• **Task objective**
From the entries, extract every line that contains the string "swatch", matching case exactly.
___
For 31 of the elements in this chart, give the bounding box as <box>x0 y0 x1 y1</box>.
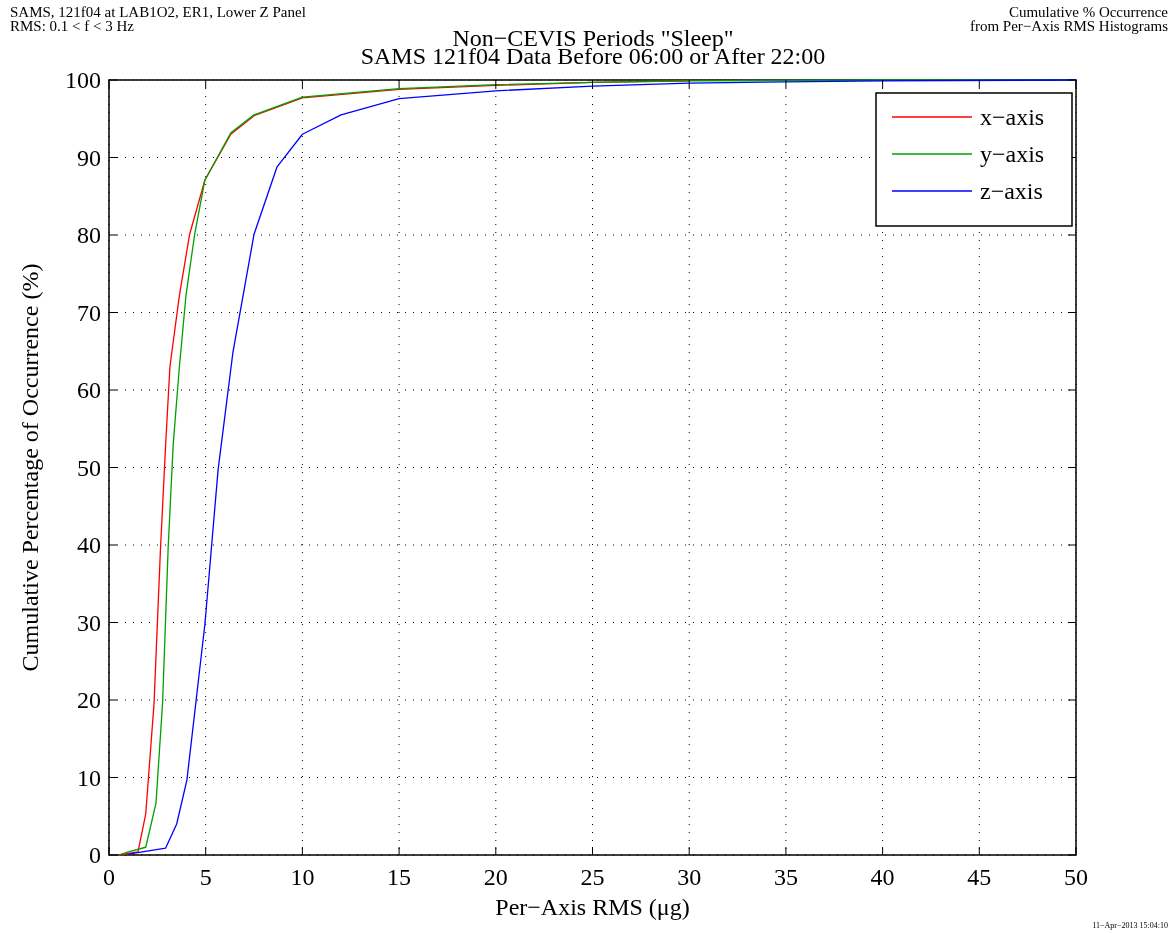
x-tick-label: 10 <box>290 864 315 890</box>
legend-label: y−axis <box>980 141 1045 168</box>
y-tick-label: 10 <box>77 764 101 791</box>
y-tick-label: 100 <box>65 67 101 94</box>
text: RMS: 0.1 < f < 3 Hz <box>10 18 135 34</box>
text: Cumulative % Occurrence <box>1008 4 1169 20</box>
y-tick-label: 70 <box>77 299 101 326</box>
x-tick-label: 30 <box>677 864 702 890</box>
x-tick-label: 15 <box>387 864 412 890</box>
y-tick-label: 90 <box>77 144 101 171</box>
x-tick-label: 50 <box>1064 864 1088 890</box>
y-tick-label: 30 <box>77 609 101 636</box>
text: from Per−Axis RMS Histograms <box>969 18 1169 34</box>
x-tick-label: 40 <box>870 864 895 890</box>
x-tick-label: 20 <box>483 864 508 890</box>
text: SAMS, 121f04 at LAB1O2, ER1, Lower Z Panel <box>10 4 306 20</box>
y-tick-label: 80 <box>77 222 101 249</box>
x-tick-label: 5 <box>199 864 212 890</box>
text: 11−Apr−2013 15:04:10 <box>1092 921 1168 930</box>
x-tick-label: 25 <box>580 864 605 890</box>
y-tick-label: 60 <box>77 377 101 404</box>
y-axis-title: Cumulative Percentage of Occurrence (%) <box>17 263 43 672</box>
y-tick-label: 50 <box>77 454 101 481</box>
legend-label: x−axis <box>980 104 1045 131</box>
y-tick-label: 0 <box>89 842 101 869</box>
x-tick-label: 45 <box>967 864 992 890</box>
legend-label: z−axis <box>980 178 1043 205</box>
x-tick-label: 35 <box>773 864 798 890</box>
y-tick-label: 20 <box>77 687 101 714</box>
y-tick-label: 40 <box>77 532 101 559</box>
x-axis-title: Per−Axis RMS (μg) <box>495 894 690 920</box>
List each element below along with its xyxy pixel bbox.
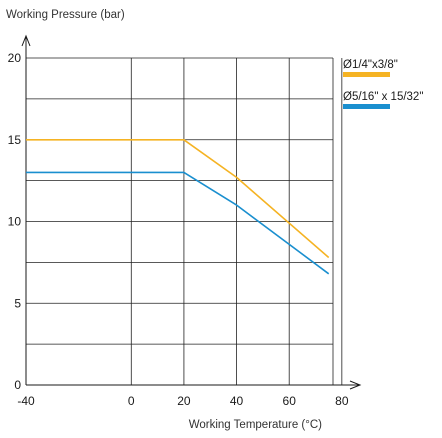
x-tick-label: 80 [335, 394, 349, 408]
series-line-1 [26, 139, 330, 259]
y-axis-arrow [21, 34, 31, 47]
y-tick-labels: 0 5 10 15 20 [8, 51, 22, 392]
legend-label-2: Ø5/16" x 15/32" [343, 91, 423, 103]
x-tick-label: 40 [230, 394, 244, 408]
x-tick-label: -40 [17, 394, 35, 408]
series [26, 139, 330, 275]
grid [26, 57, 343, 385]
y-tick-label: 0 [14, 378, 21, 392]
x-axis-arrow [349, 380, 362, 390]
series-line-2 [26, 171, 330, 275]
y-axis-title: Working Pressure (bar) [6, 9, 125, 21]
legend-swatch-1 [343, 72, 390, 77]
x-tick-label: 0 [128, 394, 135, 408]
x-axis-title: Working Temperature (°C) [189, 419, 322, 431]
x-tick-label: 60 [283, 394, 297, 408]
x-tick-label: 20 [177, 394, 191, 408]
axes [21, 34, 362, 390]
legend-swatch-2 [343, 104, 390, 109]
y-tick-label: 10 [8, 215, 22, 229]
y-tick-label: 5 [14, 296, 21, 310]
y-tick-label: 15 [8, 133, 22, 147]
y-tick-label: 20 [8, 51, 22, 65]
legend: Ø1/4"x3/8" Ø5/16" x 15/32" [343, 59, 423, 109]
x-tick-labels: -40 0 20 40 60 80 [17, 394, 349, 408]
legend-label-1: Ø1/4"x3/8" [343, 59, 398, 71]
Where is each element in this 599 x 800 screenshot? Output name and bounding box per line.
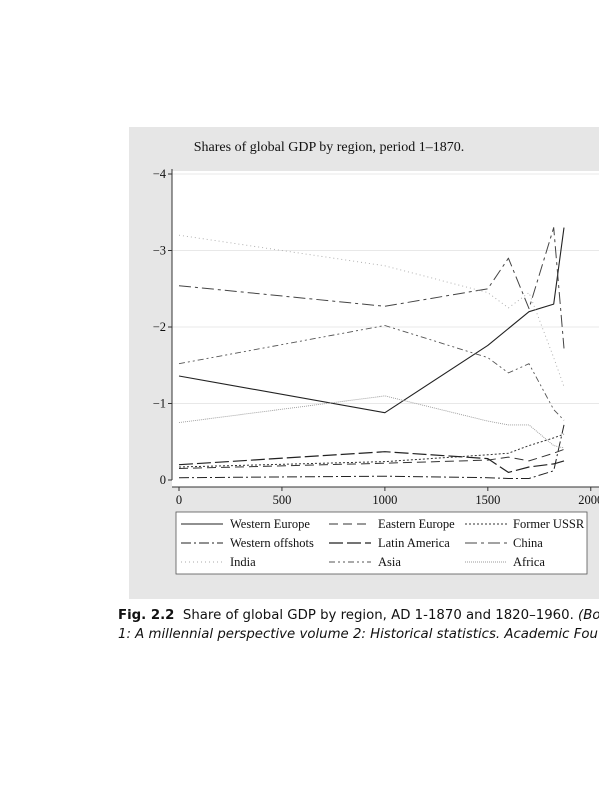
caption-line-1: Fig. 2.2 Share of global GDP by region, … [118, 606, 599, 625]
series-line-africa [178, 395, 565, 449]
caption-source-start: (Bo [578, 608, 599, 623]
x-tick-label: 1500 [475, 493, 500, 507]
legend-label-western-offshots: Western offshots [230, 536, 314, 550]
series-line-western-offshots [178, 424, 565, 479]
y-tick-label: −2 [153, 320, 166, 334]
figure-caption: Fig. 2.2 Share of global GDP by region, … [118, 606, 599, 644]
y-tick-label: 0 [160, 473, 166, 487]
plot-area [172, 171, 599, 487]
y-tick-label: −1 [153, 397, 166, 411]
y-tick-label: −3 [153, 244, 166, 258]
x-tick-label: 1000 [372, 493, 397, 507]
x-tick-label: 500 [273, 493, 292, 507]
axes: 0 −1 −2 −3 −4 0 500 1000 1500 2000 [153, 167, 599, 507]
legend: Western Europe Eastern Europe Former USSR W… [181, 517, 585, 569]
series-line-india [178, 234, 565, 387]
series-line-western-europe [178, 227, 565, 414]
line-chart: 0 −1 −2 −3 −4 0 500 1000 1500 2000 Western Europe… [153, 167, 599, 575]
series-line-latin-america [178, 451, 565, 473]
legend-label-africa: Africa [513, 555, 545, 569]
legend-label-western-europe: Western Europe [230, 517, 310, 531]
series-line-china [178, 227, 565, 349]
caption-line-2: 1: A millennial perspective volume 2: Hi… [118, 627, 598, 642]
legend-label-eastern-europe: Eastern Europe [378, 517, 455, 531]
grid [172, 173, 599, 404]
x-tick-label: 0 [176, 493, 182, 507]
caption-label: Fig. 2.2 [118, 608, 175, 623]
y-tick-label: −4 [153, 167, 167, 181]
x-tick-label: 2000 [578, 493, 599, 507]
series [178, 227, 565, 479]
legend-label-india: India [230, 555, 256, 569]
series-line-former-ussr [178, 433, 565, 468]
caption-text: Share of global GDP by region, AD 1-1870… [182, 608, 574, 623]
series-line-eastern-europe [178, 448, 565, 469]
legend-label-china: China [513, 536, 543, 550]
chart-title: Shares of global GDP by region, period 1… [193, 140, 465, 155]
series-line-asia [178, 325, 565, 421]
legend-label-asia: Asia [378, 555, 401, 569]
legend-box [175, 511, 588, 575]
legend-label-latin-america: Latin America [378, 536, 450, 550]
legend-label-former-ussr: Former USSR [513, 517, 585, 531]
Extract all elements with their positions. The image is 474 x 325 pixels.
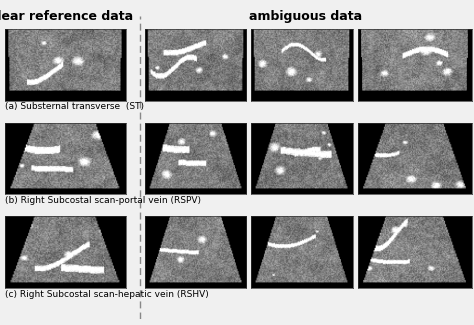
___
• **In response**
legend-swatch-1 [343, 72, 390, 77]
legend-swatch-2 [343, 104, 390, 109]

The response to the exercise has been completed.